• **Data listing**
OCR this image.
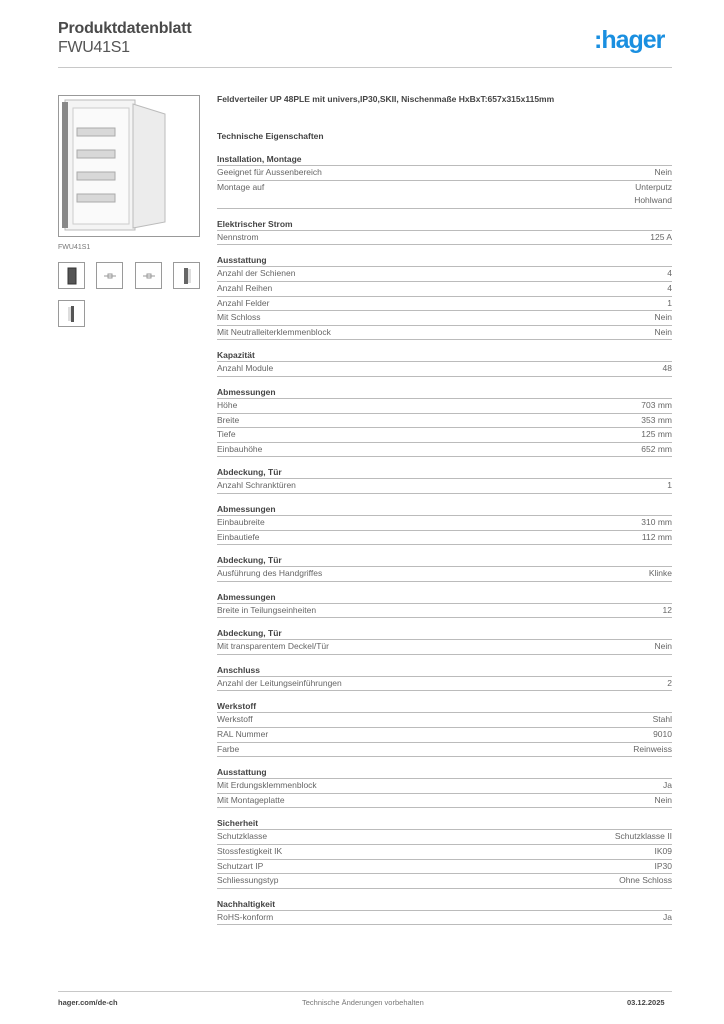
Produktdatenblatt
FWU41S1	:hager
FWU41S1
Feldverteiler UP 48PLE mit univers,IP30,SKII, Nischenmaße HxBxT:657x315x115mm
Technische Eigenschaften
Installation, Montage
Geeignet für Aussenbereich	Nein
Montage auf	Unterputz
Hohlwand
Elektrischer Strom
Nennstrom	125 A
Ausstattung
Anzahl der Schienen	4
Anzahl Reihen	4
Anzahl Felder	1
Mit Schloss	Nein
Mit Neutralleiterklemmenblock	Nein
Kapazität
Anzahl Module	48
Abmessungen
Höhe	703 mm
Breite	353 mm
Tiefe	125 mm
Einbauhöhe	652 mm
Abdeckung, Tür
Anzahl Schranktüren	1
Abmessungen
Einbaubreite	310 mm
Einbautiefe	112 mm
Abdeckung, Tür
Ausführung des Handgriffes	Klinke
Abmessungen
Breite in Teilungseinheiten	12
Abdeckung, Tür
Mit transparentem Deckel/Tür	Nein
Anschluss
Anzahl der Leitungseinführungen	2
Werkstoff
Werkstoff	Stahl
RAL Nummer	9010
Farbe	Reinweiss
Ausstattung
Mit Erdungsklemmenblock	Ja
Mit Montageplatte	Nein
Sicherheit
Schutzklasse	Schutzklasse II
Stossfestigkeit IK	IK09
Schutzart IP	IP30
Schliessungstyp	Ohne Schloss
Nachhaltigkeit
RoHS-konform	Ja
hager.com/de-ch	Technische Änderungen vorbehalten	03.12.2025
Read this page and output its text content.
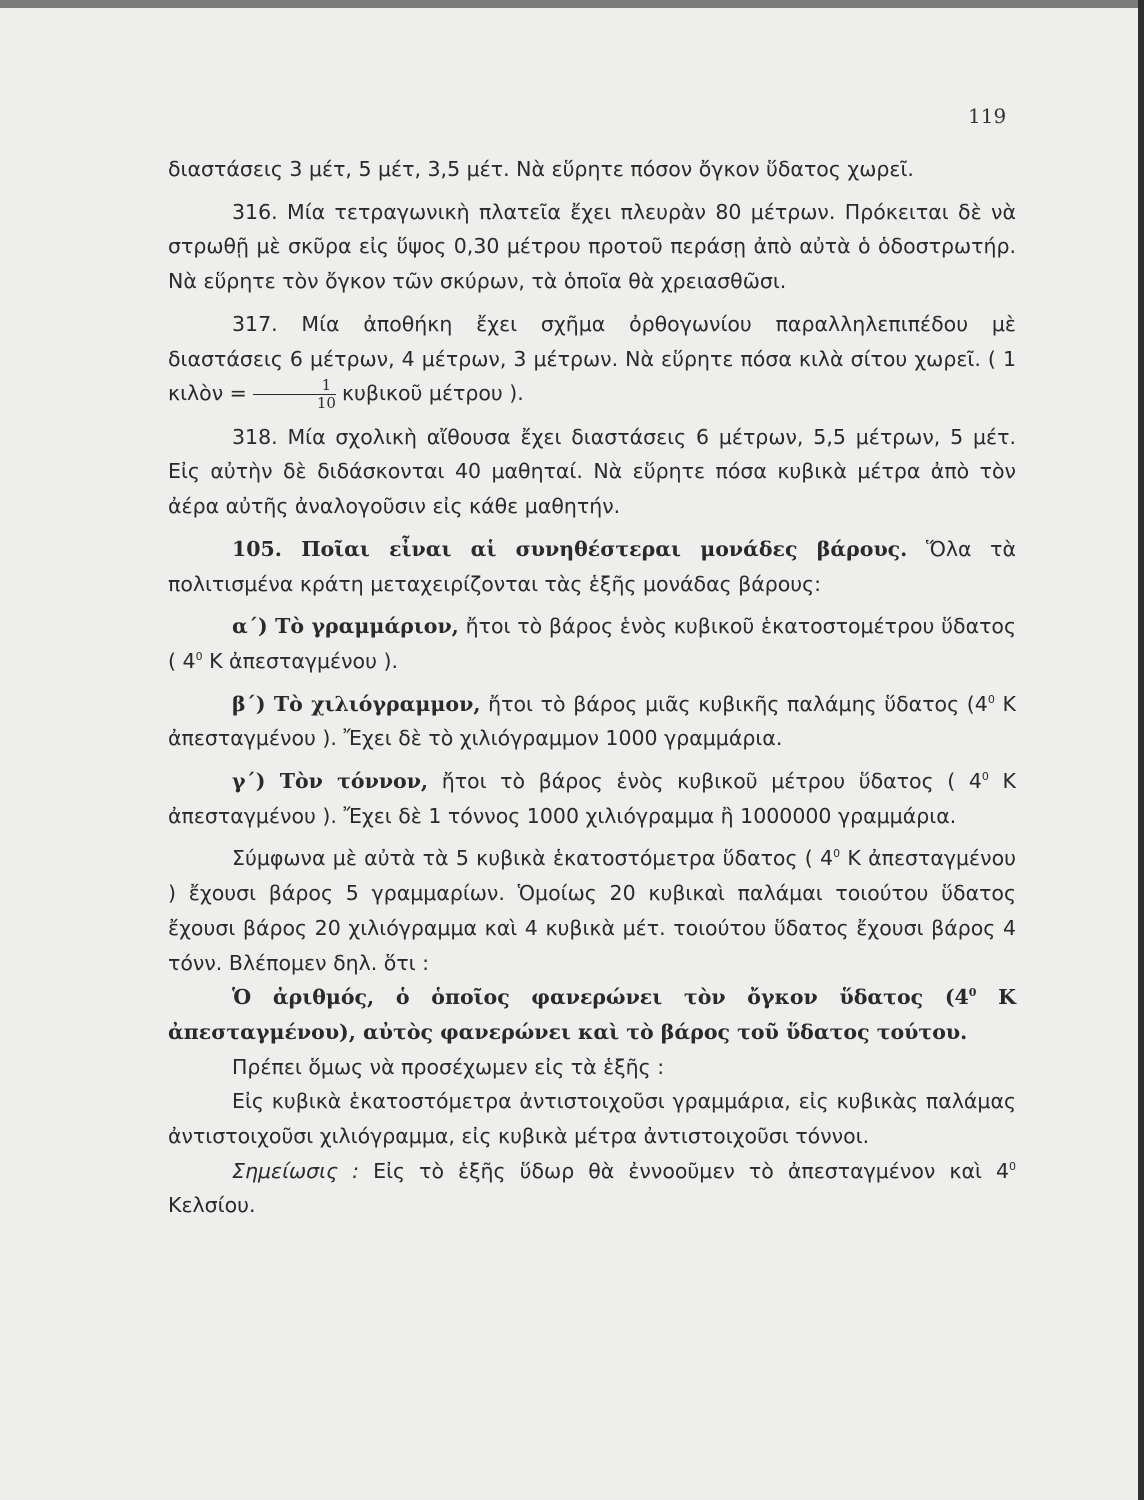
119

διαστάσεις 3 μέτ, 5 μέτ, 3,5 μέτ. Νὰ εὕρητε πόσον ὄγκον ὕδατος χωρεῖ.

316. Μία τετραγωνικὴ πλατεῖα ἔχει πλευρὰν 80 μέτρων. Πρόκειται δὲ νὰ στρωθῇ μὲ σκῦρα εἰς ὕψος 0,30 μέτρου προτοῦ περάσῃ ἀπὸ αὐτὰ ὁ ὁδοστρωτήρ. Νὰ εὕρητε τὸν ὄγκον τῶν σκύρων, τὰ ὁποῖα θὰ χρειασθῶσι.

317. Μία ἀποθήκη ἔχει σχῆμα ὀρθογωνίου παραλληλεπιπέδου μὲ διαστάσεις 6 μέτρων, 4 μέτρων, 3 μέτρων. Νὰ εὕρητε πόσα κιλὰ σίτου χωρεῖ. ( 1 κιλὸν = $\frac{1}{10}$ κυβικοῦ μέτρου ).

318. Μία σχολικὴ αἴθουσα ἔχει διαστάσεις 6 μέτρων, 5,5 μέτρων, 5 μέτ. Εἰς αὐτὴν δὲ διδάσκονται 40 μαθηταί. Νὰ εὕρητε πόσα κυβικὰ μέτρα ἀπὸ τὸν ἀέρα αὐτῆς ἀναλογοῦσιν εἰς κάθε μαθητήν.

105. Ποῖαι εἶναι αἱ συνηθέστεραι μονάδες βάρους. Ὅλα τὰ πολιτισμένα κράτη μεταχειρίζονται τὰς ἑξῆς μονάδας βάρους:

α΄) Τὸ γραμμάριον, ἤτοι τὸ βάρος ἑνὸς κυβικοῦ ἑκατοστομέτρου ὕδατος ( $4^0$ Κ ἀπεσταγμένου ).

β΄) Τὸ χιλιόγραμμον, ἤτοι τὸ βάρος μιᾶς κυβικῆς παλάμης ὕδατος ($4^0$ Κ ἀπεσταγμένου ). Ἔχει δὲ τὸ χιλιόγραμμον 1000 γραμμάρια.

γ΄) Τὸν τόννον, ἤτοι τὸ βάρος ἑνὸς κυβικοῦ μέτρου ὕδατος ( $4^0$ Κ ἀπεσταγμένου ). Ἔχει δὲ 1 τόννος 1000 χιλιόγραμμα ἢ 1000000 γραμμάρια.

Σύμφωνα μὲ αὐτὰ τὰ 5 κυβικὰ ἑκατοστόμετρα ὕδατος ( $4^0$ Κ ἀπεσταγμένου ) ἔχουσι βάρος 5 γραμμαρίων. Ὁμοίως 20 κυβικαὶ παλάμαι τοιούτου ὕδατος ἔχουσι βάρος 20 χιλιόγραμμα καὶ 4 κυβικὰ μέτ. τοιούτου ὕδατος ἔχουσι βάρος 4 τόνν. Βλέπομεν δηλ. ὅτι :

Ὁ ἀριθμός, ὁ ὁποῖος φανερώνει τὸν ὄγκον ὕδατος ($4^0$ Κ ἀπεσταγμένου), αὐτὸς φανερώνει καὶ τὸ βάρος τοῦ ὕδατος τούτου.

Πρέπει ὅμως νὰ προσέχωμεν εἰς τὰ ἑξῆς :

Εἰς κυβικὰ ἑκατοστόμετρα ἀντιστοιχοῦσι γραμμάρια, εἰς κυβικὰς παλάμας ἀντιστοιχοῦσι χιλιόγραμμα, εἰς κυβικὰ μέτρα ἀντιστοιχοῦσι τόννοι.

Σημείωσις : Εἰς τὸ ἑξῆς ὕδωρ θὰ ἐννοοῦμεν τὸ ἀπεσταγμένον καὶ $4^0$ Κελσίου.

• **What is being asked**
From the listing above, return each line with the word "ἑκατοστόμετρα".

• **Result**
Σύμφωνα μὲ αὐτὰ τὰ 5 κυβικὰ ἑκατοστόμετρα ὕδατος ( $4^0$ Κ ἀπεσταγμένου ) ἔχουσι βάρος 5 γραμμαρίων. Ὁμοίως 20 κυβικαὶ παλάμαι τοιούτου ὕδατος ἔχουσι βάρος 20 χιλιόγραμμα καὶ 4 κυβικὰ μέτ. τοιούτου ὕδατος ἔχουσι βάρος 4 τόνν. Βλέπομεν δηλ. ὅτι :
Εἰς κυβικὰ ἑκατοστόμετρα ἀντιστοιχοῦσι γραμμάρια, εἰς κυβικὰς παλάμας ἀντιστοιχοῦσι χιλιόγραμμα, εἰς κυβικὰ μέτρα ἀντιστοιχοῦσι τόννοι.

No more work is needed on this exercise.